◆ Aim: Provide the data again in its entirety, exactly as given.

** Begin Material **

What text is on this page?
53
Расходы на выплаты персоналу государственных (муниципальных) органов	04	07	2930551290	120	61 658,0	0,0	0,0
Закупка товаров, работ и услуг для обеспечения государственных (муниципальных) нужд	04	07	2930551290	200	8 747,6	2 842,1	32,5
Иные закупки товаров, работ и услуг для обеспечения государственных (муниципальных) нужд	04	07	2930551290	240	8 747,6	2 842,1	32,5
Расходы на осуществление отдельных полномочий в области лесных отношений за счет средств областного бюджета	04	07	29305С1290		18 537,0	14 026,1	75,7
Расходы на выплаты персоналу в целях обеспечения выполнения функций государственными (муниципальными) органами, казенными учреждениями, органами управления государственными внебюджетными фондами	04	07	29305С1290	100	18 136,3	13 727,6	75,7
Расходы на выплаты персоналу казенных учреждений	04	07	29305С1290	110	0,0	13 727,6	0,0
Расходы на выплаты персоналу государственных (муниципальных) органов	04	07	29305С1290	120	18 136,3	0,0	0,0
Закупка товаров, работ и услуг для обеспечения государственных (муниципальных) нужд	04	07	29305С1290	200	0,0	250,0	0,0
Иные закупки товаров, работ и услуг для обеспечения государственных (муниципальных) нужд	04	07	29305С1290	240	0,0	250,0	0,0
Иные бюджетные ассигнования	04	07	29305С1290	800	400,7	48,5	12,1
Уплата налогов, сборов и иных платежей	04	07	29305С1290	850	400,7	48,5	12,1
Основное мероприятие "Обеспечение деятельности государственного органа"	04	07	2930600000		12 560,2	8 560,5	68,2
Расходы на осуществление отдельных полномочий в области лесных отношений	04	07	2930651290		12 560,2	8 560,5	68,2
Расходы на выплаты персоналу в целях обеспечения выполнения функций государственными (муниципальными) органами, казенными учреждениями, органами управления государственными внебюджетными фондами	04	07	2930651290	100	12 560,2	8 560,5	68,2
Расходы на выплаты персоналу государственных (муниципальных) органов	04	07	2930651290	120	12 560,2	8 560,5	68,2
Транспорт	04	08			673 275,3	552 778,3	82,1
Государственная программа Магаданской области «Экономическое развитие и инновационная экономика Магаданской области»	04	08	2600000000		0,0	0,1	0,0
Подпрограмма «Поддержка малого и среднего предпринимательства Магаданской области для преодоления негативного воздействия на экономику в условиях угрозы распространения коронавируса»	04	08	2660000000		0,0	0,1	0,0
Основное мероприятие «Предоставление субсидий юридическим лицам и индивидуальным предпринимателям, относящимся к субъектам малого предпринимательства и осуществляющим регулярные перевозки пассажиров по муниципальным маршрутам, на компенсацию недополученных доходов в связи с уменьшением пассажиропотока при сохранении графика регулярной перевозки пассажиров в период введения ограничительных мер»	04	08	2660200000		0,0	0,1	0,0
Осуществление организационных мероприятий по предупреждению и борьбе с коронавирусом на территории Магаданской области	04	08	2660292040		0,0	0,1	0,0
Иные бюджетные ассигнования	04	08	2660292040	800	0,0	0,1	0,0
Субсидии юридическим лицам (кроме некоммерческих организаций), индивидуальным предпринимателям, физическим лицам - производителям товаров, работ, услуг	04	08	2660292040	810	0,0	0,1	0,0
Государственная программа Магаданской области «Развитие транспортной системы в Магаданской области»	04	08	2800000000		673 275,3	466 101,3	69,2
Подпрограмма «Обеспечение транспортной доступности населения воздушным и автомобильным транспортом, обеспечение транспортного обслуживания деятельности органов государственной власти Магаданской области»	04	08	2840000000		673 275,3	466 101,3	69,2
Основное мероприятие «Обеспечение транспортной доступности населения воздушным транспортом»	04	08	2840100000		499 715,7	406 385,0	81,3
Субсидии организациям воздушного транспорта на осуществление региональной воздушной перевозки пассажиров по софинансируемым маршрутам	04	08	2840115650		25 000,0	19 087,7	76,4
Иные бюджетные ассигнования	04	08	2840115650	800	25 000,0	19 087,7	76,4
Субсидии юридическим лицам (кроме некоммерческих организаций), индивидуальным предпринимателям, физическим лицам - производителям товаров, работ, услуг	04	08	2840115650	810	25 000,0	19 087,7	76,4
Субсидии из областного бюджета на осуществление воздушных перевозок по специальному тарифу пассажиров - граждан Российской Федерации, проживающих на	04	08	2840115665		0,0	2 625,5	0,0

** End Material **

◆ Response to this exercise:
What text is on this page?
53
Расходы на выплаты персоналу государственных (муниципальных) органов	04	07	2930551290	120	61 658,0	0,0	0,0
Закупка товаров, работ и услуг для обеспечения государственных (муниципальных) нужд	04	07	2930551290	200	8 747,6	2 842,1	32,5
Иные закупки товаров, работ и услуг для обеспечения государственных (муниципальных) нужд	04	07	2930551290	240	8 747,6	2 842,1	32,5
Расходы на осуществление отдельных полномочий в области лесных отношений за счет средств областного бюджета	04	07	29305С1290		18 537,0	14 026,1	75,7
Расходы на выплаты персоналу в целях обеспечения выполнения функций государственными (муниципальными) органами, казенными учреждениями, органами управления государственными внебюджетными фондами	04	07	29305С1290	100	18 136,3	13 727,6	75,7
Расходы на выплаты персоналу казенных учреждений	04	07	29305С1290	110	0,0	13 727,6	0,0
Расходы на выплаты персоналу государственных (муниципальных) органов	04	07	29305С1290	120	18 136,3	0,0	0,0
Закупка товаров, работ и услуг для обеспечения государственных (муниципальных) нужд	04	07	29305С1290	200	0,0	250,0	0,0
Иные закупки товаров, работ и услуг для обеспечения государственных (муниципальных) нужд	04	07	29305С1290	240	0,0	250,0	0,0
Иные бюджетные ассигнования	04	07	29305С1290	800	400,7	48,5	12,1
Уплата налогов, сборов и иных платежей	04	07	29305С1290	850	400,7	48,5	12,1
Основное мероприятие "Обеспечение деятельности государственного органа"	04	07	2930600000		12 560,2	8 560,5	68,2
Расходы на осуществление отдельных полномочий в области лесных отношений	04	07	2930651290		12 560,2	8 560,5	68,2
Расходы на выплаты персоналу в целях обеспечения выполнения функций государственными (муниципальными) органами, казенными учреждениями, органами управления государственными внебюджетными фондами	04	07	2930651290	100	12 560,2	8 560,5	68,2
Расходы на выплаты персоналу государственных (муниципальных) органов	04	07	2930651290	120	12 560,2	8 560,5	68,2
Транспорт	04	08			673 275,3	552 778,3	82,1
Государственная программа Магаданской области «Экономическое развитие и инновационная экономика Магаданской области»	04	08	2600000000		0,0	0,1	0,0
Подпрограмма «Поддержка малого и среднего предпринимательства Магаданской области для преодоления негативного воздействия на экономику в условиях угрозы распространения коронавируса»	04	08	2660000000		0,0	0,1	0,0
Основное мероприятие «Предоставление субсидий юридическим лицам и индивидуальным предпринимателям, относящимся к субъектам малого предпринимательства и осуществляющим регулярные перевозки пассажиров по муниципальным маршрутам, на компенсацию недополученных доходов в связи с уменьшением пассажиропотока при сохранении графика регулярной перевозки пассажиров в период введения ограничительных мер»	04	08	2660200000		0,0	0,1	0,0
Осуществление организационных мероприятий по предупреждению и борьбе с коронавирусом на территории Магаданской области	04	08	2660292040		0,0	0,1	0,0
Иные бюджетные ассигнования	04	08	2660292040	800	0,0	0,1	0,0
Субсидии юридическим лицам (кроме некоммерческих организаций), индивидуальным предпринимателям, физическим лицам - производителям товаров, работ, услуг	04	08	2660292040	810	0,0	0,1	0,0
Государственная программа Магаданской области «Развитие транспортной системы в Магаданской области»	04	08	2800000000		673 275,3	466 101,3	69,2
Подпрограмма «Обеспечение транспортной доступности населения воздушным и автомобильным транспортом, обеспечение транспортного обслуживания деятельности органов государственной власти Магаданской области»	04	08	2840000000		673 275,3	466 101,3	69,2
Основное мероприятие «Обеспечение транспортной доступности населения воздушным транспортом»	04	08	2840100000		499 715,7	406 385,0	81,3
Субсидии организациям воздушного транспорта на осуществление региональной воздушной перевозки пассажиров по софинансируемым маршрутам	04	08	2840115650		25 000,0	19 087,7	76,4
Иные бюджетные ассигнования	04	08	2840115650	800	25 000,0	19 087,7	76,4
Субсидии юридическим лицам (кроме некоммерческих организаций), индивидуальным предпринимателям, физическим лицам - производителям товаров, работ, услуг	04	08	2840115650	810	25 000,0	19 087,7	76,4
Субсидии из областного бюджета на осуществление воздушных перевозок по специальному тарифу пассажиров - граждан Российской Федерации, проживающих на	04	08	2840115665		0,0	2 625,5	0,0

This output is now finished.